* begin *

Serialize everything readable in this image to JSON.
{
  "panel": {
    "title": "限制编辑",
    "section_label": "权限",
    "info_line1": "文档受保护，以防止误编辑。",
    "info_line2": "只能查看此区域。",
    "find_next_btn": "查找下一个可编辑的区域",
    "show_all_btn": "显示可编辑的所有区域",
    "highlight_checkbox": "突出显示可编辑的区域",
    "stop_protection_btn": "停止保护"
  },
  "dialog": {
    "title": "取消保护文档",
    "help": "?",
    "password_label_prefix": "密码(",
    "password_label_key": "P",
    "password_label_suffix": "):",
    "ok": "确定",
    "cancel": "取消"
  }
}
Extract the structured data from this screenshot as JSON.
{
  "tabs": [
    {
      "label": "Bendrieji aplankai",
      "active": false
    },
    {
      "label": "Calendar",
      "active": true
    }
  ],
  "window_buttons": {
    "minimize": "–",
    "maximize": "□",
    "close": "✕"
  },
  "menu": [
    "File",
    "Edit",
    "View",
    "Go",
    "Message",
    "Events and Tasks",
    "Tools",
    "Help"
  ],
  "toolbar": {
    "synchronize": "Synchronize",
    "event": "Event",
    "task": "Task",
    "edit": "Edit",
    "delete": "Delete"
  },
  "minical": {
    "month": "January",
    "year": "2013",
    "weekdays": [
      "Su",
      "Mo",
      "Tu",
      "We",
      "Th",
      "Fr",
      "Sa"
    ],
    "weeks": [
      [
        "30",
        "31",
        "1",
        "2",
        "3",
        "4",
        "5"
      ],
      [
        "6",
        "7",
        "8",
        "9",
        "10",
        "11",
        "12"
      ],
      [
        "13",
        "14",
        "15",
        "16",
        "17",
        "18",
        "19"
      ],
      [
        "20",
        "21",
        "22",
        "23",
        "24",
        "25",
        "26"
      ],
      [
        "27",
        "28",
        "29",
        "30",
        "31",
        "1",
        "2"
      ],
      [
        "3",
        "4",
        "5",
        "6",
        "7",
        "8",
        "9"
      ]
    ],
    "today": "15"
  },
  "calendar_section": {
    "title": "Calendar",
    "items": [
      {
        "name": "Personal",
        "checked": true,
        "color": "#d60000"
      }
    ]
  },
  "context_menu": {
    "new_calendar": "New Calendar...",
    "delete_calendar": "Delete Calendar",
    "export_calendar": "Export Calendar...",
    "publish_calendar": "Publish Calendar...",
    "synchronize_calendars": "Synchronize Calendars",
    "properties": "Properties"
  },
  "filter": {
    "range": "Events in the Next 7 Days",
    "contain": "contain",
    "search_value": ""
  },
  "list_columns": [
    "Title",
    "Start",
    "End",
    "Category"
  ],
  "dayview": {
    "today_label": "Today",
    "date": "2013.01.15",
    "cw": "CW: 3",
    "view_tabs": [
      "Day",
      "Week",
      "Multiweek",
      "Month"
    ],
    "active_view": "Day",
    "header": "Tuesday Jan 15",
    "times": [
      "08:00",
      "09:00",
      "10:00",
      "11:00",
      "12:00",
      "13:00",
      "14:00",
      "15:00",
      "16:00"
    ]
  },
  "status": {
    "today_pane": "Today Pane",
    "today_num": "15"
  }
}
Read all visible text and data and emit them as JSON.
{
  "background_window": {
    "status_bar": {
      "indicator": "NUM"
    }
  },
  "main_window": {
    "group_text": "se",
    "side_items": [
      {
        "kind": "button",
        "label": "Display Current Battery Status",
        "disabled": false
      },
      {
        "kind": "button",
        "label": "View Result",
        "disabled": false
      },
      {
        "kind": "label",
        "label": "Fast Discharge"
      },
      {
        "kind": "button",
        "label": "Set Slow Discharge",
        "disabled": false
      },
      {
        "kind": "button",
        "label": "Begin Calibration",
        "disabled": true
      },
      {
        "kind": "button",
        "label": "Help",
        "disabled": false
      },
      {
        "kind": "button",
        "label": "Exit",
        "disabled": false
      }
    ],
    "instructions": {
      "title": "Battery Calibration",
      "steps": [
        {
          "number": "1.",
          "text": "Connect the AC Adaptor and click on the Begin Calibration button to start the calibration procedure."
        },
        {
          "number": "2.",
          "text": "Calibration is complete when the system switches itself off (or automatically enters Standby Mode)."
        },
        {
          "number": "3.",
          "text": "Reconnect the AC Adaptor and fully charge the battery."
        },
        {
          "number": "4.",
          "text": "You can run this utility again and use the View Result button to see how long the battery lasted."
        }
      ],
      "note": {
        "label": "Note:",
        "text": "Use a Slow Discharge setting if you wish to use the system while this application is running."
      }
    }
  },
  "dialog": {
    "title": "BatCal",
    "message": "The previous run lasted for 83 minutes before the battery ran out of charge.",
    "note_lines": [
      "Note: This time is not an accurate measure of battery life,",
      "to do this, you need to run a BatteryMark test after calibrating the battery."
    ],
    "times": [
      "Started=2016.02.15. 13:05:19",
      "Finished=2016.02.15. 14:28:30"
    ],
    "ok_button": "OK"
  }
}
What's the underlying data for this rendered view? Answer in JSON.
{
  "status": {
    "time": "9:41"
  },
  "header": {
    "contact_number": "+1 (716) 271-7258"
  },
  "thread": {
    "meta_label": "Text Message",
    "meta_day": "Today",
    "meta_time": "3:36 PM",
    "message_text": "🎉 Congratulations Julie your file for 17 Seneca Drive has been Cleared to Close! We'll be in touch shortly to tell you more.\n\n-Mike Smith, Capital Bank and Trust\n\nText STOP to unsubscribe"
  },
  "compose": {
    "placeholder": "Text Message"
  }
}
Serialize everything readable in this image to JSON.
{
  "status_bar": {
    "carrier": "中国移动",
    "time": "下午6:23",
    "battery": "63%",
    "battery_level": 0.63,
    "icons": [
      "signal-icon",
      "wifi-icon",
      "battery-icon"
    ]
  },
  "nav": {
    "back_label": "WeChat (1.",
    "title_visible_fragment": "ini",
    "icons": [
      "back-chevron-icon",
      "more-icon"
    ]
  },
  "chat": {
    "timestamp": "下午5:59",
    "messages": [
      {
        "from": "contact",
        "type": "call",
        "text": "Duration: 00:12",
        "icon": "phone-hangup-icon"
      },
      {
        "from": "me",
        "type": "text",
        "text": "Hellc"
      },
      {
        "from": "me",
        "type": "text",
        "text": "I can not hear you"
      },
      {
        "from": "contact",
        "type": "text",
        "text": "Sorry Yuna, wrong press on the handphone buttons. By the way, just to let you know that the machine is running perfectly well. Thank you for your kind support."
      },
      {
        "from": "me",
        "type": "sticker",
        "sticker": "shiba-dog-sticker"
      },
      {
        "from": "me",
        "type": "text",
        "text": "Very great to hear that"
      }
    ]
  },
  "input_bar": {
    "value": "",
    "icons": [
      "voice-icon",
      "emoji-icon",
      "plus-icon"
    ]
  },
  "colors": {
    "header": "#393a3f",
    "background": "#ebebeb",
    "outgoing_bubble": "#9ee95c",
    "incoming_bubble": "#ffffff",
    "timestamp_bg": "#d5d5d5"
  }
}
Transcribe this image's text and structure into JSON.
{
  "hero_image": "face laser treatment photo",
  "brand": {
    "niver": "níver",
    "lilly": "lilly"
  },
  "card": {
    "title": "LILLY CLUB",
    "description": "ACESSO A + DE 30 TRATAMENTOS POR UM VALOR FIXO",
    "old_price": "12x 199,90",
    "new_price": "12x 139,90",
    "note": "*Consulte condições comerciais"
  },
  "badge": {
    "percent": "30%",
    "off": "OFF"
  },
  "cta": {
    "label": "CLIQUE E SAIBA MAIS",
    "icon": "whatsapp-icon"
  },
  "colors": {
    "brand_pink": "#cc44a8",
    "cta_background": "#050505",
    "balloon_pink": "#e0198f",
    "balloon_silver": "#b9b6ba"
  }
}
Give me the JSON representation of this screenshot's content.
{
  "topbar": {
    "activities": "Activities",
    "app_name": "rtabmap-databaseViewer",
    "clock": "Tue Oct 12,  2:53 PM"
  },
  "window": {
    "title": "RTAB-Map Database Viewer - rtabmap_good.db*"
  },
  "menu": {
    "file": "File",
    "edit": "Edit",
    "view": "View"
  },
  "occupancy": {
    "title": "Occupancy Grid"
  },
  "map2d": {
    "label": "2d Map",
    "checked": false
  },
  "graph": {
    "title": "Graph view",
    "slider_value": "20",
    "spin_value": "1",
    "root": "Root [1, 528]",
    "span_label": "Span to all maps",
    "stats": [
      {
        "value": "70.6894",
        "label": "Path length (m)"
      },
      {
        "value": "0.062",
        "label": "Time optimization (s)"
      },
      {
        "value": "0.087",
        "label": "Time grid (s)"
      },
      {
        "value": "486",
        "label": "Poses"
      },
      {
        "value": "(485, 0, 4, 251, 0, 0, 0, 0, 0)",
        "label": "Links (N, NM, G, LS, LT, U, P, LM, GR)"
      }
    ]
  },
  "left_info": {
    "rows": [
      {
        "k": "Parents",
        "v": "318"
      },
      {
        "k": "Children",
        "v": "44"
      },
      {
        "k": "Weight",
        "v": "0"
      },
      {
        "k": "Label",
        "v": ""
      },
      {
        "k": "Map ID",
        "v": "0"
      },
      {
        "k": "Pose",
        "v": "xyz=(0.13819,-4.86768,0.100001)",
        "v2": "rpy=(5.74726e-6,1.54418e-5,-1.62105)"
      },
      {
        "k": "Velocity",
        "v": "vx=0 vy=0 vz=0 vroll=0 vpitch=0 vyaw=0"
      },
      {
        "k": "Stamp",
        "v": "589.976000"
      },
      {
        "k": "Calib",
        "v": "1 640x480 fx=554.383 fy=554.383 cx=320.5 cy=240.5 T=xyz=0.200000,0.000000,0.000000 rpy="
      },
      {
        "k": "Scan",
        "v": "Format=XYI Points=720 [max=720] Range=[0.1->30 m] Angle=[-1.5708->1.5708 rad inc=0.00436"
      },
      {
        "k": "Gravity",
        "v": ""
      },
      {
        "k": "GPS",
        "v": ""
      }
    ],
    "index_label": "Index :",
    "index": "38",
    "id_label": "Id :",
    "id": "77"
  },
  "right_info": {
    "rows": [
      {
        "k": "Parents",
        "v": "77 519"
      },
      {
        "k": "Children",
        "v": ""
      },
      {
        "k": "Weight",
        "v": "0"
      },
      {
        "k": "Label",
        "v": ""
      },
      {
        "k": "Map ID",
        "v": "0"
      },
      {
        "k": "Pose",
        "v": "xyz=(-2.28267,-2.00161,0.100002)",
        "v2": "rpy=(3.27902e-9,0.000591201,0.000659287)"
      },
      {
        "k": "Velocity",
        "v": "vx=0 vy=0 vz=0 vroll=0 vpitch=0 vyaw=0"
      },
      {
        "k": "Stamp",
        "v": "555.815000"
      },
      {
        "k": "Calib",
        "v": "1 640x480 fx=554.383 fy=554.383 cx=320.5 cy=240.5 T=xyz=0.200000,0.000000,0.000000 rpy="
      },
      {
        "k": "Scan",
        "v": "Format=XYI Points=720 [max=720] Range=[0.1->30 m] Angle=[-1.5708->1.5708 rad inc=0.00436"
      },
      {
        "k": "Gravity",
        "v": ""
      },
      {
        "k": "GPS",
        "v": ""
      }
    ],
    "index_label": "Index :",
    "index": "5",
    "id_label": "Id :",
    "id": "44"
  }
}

* end *

Within the data above, pick out all lines holding the word "screenshot".

Extract the structured data from this screenshot as JSON.
Give me the JSON representation of this screenshot's content.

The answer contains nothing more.